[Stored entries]
○ ○ ○ ○ ○ ○ ○
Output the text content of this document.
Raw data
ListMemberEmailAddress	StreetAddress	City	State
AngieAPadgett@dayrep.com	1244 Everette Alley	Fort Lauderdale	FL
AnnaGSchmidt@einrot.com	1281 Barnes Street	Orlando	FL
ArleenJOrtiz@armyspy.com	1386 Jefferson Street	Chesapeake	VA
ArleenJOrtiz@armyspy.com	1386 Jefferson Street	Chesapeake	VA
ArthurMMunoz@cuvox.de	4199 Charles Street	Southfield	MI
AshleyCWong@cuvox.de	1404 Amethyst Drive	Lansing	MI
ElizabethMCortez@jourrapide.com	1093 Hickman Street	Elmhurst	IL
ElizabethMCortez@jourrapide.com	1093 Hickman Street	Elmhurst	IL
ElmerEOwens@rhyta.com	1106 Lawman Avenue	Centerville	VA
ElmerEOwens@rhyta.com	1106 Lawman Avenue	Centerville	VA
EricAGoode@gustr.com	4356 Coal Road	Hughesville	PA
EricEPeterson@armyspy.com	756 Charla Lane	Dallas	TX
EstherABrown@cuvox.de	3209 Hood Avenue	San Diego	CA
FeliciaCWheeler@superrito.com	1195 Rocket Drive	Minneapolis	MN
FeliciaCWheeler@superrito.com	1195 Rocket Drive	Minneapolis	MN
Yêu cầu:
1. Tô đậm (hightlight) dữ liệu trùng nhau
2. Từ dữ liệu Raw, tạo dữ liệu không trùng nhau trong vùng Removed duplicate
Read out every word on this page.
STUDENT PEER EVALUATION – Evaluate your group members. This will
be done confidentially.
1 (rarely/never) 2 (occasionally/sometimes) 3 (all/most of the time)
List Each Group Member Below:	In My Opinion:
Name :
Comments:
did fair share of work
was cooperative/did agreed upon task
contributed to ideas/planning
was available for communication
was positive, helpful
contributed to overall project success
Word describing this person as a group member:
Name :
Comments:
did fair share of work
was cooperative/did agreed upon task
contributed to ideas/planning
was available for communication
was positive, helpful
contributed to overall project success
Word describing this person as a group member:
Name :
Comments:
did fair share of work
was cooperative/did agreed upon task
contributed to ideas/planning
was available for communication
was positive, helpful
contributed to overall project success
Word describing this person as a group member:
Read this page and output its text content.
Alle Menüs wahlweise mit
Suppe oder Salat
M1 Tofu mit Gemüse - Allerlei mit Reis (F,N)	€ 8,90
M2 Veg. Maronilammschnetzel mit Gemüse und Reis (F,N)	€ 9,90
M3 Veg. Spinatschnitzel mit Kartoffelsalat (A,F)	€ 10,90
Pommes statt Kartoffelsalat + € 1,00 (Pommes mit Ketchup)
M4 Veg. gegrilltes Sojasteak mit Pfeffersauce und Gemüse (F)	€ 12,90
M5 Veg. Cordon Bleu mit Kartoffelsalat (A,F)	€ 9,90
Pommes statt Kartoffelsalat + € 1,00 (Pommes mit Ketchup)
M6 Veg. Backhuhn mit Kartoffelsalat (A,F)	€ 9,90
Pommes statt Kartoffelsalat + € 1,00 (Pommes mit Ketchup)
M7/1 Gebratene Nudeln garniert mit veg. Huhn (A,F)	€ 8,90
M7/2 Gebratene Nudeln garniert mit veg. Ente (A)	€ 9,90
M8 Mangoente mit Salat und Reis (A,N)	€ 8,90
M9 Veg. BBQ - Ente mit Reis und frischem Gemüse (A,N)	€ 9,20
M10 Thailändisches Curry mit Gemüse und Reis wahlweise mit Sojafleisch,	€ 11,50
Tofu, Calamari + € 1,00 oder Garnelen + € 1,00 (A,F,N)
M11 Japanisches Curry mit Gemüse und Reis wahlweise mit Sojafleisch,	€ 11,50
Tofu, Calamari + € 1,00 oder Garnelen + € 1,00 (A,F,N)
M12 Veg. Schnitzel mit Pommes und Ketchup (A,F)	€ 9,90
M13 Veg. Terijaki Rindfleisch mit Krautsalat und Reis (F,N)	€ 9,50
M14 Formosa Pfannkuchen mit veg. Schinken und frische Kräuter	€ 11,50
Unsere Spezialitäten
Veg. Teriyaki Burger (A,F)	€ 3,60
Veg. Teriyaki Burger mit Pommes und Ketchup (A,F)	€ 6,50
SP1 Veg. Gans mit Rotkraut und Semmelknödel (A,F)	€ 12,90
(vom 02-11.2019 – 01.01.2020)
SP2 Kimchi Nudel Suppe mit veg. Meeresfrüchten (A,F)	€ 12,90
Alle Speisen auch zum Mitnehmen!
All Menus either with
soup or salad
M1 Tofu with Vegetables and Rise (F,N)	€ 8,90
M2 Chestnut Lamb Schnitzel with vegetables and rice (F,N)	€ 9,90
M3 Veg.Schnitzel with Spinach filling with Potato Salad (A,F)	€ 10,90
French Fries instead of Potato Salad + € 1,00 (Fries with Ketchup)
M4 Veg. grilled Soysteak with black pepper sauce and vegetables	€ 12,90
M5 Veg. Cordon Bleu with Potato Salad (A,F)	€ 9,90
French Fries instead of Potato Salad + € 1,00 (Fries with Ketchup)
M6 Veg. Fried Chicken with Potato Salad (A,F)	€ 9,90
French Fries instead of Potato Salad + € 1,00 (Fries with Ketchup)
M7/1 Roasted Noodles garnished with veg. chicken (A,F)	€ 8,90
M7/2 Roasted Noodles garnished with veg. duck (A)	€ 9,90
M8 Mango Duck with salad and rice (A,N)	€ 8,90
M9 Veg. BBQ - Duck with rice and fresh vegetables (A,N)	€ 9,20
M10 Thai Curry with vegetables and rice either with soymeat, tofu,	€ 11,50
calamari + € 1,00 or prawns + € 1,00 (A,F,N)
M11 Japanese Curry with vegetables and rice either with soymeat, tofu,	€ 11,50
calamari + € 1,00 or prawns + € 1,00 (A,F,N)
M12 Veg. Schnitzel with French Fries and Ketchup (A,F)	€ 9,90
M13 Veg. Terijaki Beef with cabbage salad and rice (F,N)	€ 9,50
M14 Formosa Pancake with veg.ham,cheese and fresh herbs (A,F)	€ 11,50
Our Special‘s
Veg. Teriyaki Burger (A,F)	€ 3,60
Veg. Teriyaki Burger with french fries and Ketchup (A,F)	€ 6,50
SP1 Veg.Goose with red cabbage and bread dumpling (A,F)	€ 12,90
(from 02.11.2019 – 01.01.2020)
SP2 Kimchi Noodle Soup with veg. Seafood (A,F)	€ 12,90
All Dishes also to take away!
○ ○ ○ ○ ○ ○ ○
Task details » Copy all of the data exactly.

Response »
Output the text content of this document.
Raw data
ListMemberEmailAddress	StreetAddress	City	State
AngieAPadgett@dayrep.com	1244 Everette Alley	Fort Lauderdale	FL
AnnaGSchmidt@einrot.com	1281 Barnes Street	Orlando	FL
ArleenJOrtiz@armyspy.com	1386 Jefferson Street	Chesapeake	VA
ArleenJOrtiz@armyspy.com	1386 Jefferson Street	Chesapeake	VA
ArthurMMunoz@cuvox.de	4199 Charles Street	Southfield	MI
AshleyCWong@cuvox.de	1404 Amethyst Drive	Lansing	MI
ElizabethMCortez@jourrapide.com	1093 Hickman Street	Elmhurst	IL
ElizabethMCortez@jourrapide.com	1093 Hickman Street	Elmhurst	IL
ElmerEOwens@rhyta.com	1106 Lawman Avenue	Centerville	VA
ElmerEOwens@rhyta.com	1106 Lawman Avenue	Centerville	VA
EricAGoode@gustr.com	4356 Coal Road	Hughesville	PA
EricEPeterson@armyspy.com	756 Charla Lane	Dallas	TX
EstherABrown@cuvox.de	3209 Hood Avenue	San Diego	CA
FeliciaCWheeler@superrito.com	1195 Rocket Drive	Minneapolis	MN
FeliciaCWheeler@superrito.com	1195 Rocket Drive	Minneapolis	MN
Yêu cầu:
1. Tô đậm (hightlight) dữ liệu trùng nhau
2. Từ dữ liệu Raw, tạo dữ liệu không trùng nhau trong vùng Removed duplicate
Read out every word on this page.
STUDENT PEER EVALUATION – Evaluate your group members. This will
be done confidentially.
1 (rarely/never) 2 (occasionally/sometimes) 3 (all/most of the time)
List Each Group Member Below:	In My Opinion:
Name :
Comments:
did fair share of work
was cooperative/did agreed upon task
contributed to ideas/planning
was available for communication
was positive, helpful
contributed to overall project success
Word describing this person as a group member:
Name :
Comments:
did fair share of work
was cooperative/did agreed upon task
contributed to ideas/planning
was available for communication
was positive, helpful
contributed to overall project success
Word describing this person as a group member:
Name :
Comments:
did fair share of work
was cooperative/did agreed upon task
contributed to ideas/planning
was available for communication
was positive, helpful
contributed to overall project success
Word describing this person as a group member:
Read this page and output its text content.
Alle Menüs wahlweise mit
Suppe oder Salat
M1 Tofu mit Gemüse - Allerlei mit Reis (F,N)	€ 8,90
M2 Veg. Maronilammschnetzel mit Gemüse und Reis (F,N)	€ 9,90
M3 Veg. Spinatschnitzel mit Kartoffelsalat (A,F)	€ 10,90
Pommes statt Kartoffelsalat + € 1,00 (Pommes mit Ketchup)
M4 Veg. gegrilltes Sojasteak mit Pfeffersauce und Gemüse (F)	€ 12,90
M5 Veg. Cordon Bleu mit Kartoffelsalat (A,F)	€ 9,90
Pommes statt Kartoffelsalat + € 1,00 (Pommes mit Ketchup)
M6 Veg. Backhuhn mit Kartoffelsalat (A,F)	€ 9,90
Pommes statt Kartoffelsalat + € 1,00 (Pommes mit Ketchup)
M7/1 Gebratene Nudeln garniert mit veg. Huhn (A,F)	€ 8,90
M7/2 Gebratene Nudeln garniert mit veg. Ente (A)	€ 9,90
M8 Mangoente mit Salat und Reis (A,N)	€ 8,90
M9 Veg. BBQ - Ente mit Reis und frischem Gemüse (A,N)	€ 9,20
M10 Thailändisches Curry mit Gemüse und Reis wahlweise mit Sojafleisch,	€ 11,50
Tofu, Calamari + € 1,00 oder Garnelen + € 1,00 (A,F,N)
M11 Japanisches Curry mit Gemüse und Reis wahlweise mit Sojafleisch,	€ 11,50
Tofu, Calamari + € 1,00 oder Garnelen + € 1,00 (A,F,N)
M12 Veg. Schnitzel mit Pommes und Ketchup (A,F)	€ 9,90
M13 Veg. Terijaki Rindfleisch mit Krautsalat und Reis (F,N)	€ 9,50
M14 Formosa Pfannkuchen mit veg. Schinken und frische Kräuter	€ 11,50
Unsere Spezialitäten
Veg. Teriyaki Burger (A,F)	€ 3,60
Veg. Teriyaki Burger mit Pommes und Ketchup (A,F)	€ 6,50
SP1 Veg. Gans mit Rotkraut und Semmelknödel (A,F)	€ 12,90
(vom 02-11.2019 – 01.01.2020)
SP2 Kimchi Nudel Suppe mit veg. Meeresfrüchten (A,F)	€ 12,90
Alle Speisen auch zum Mitnehmen!
All Menus either with
soup or salad
M1 Tofu with Vegetables and Rise (F,N)	€ 8,90
M2 Chestnut Lamb Schnitzel with vegetables and rice (F,N)	€ 9,90
M3 Veg.Schnitzel with Spinach filling with Potato Salad (A,F)	€ 10,90
French Fries instead of Potato Salad + € 1,00 (Fries with Ketchup)
M4 Veg. grilled Soysteak with black pepper sauce and vegetables	€ 12,90
M5 Veg. Cordon Bleu with Potato Salad (A,F)	€ 9,90
French Fries instead of Potato Salad + € 1,00 (Fries with Ketchup)
M6 Veg. Fried Chicken with Potato Salad (A,F)	€ 9,90
French Fries instead of Potato Salad + € 1,00 (Fries with Ketchup)
M7/1 Roasted Noodles garnished with veg. chicken (A,F)	€ 8,90
M7/2 Roasted Noodles garnished with veg. duck (A)	€ 9,90
M8 Mango Duck with salad and rice (A,N)	€ 8,90
M9 Veg. BBQ - Duck with rice and fresh vegetables (A,N)	€ 9,20
M10 Thai Curry with vegetables and rice either with soymeat, tofu,	€ 11,50
calamari + € 1,00 or prawns + € 1,00 (A,F,N)
M11 Japanese Curry with vegetables and rice either with soymeat, tofu,	€ 11,50
calamari + € 1,00 or prawns + € 1,00 (A,F,N)
M12 Veg. Schnitzel with French Fries and Ketchup (A,F)	€ 9,90
M13 Veg. Terijaki Beef with cabbage salad and rice (F,N)	€ 9,50
M14 Formosa Pancake with veg.ham,cheese and fresh herbs (A,F)	€ 11,50
Our Special‘s
Veg. Teriyaki Burger (A,F)	€ 3,60
Veg. Teriyaki Burger with french fries and Ketchup (A,F)	€ 6,50
SP1 Veg.Goose with red cabbage and bread dumpling (A,F)	€ 12,90
(from 02.11.2019 – 01.01.2020)
SP2 Kimchi Noodle Soup with veg. Seafood (A,F)	€ 12,90
All Dishes also to take away!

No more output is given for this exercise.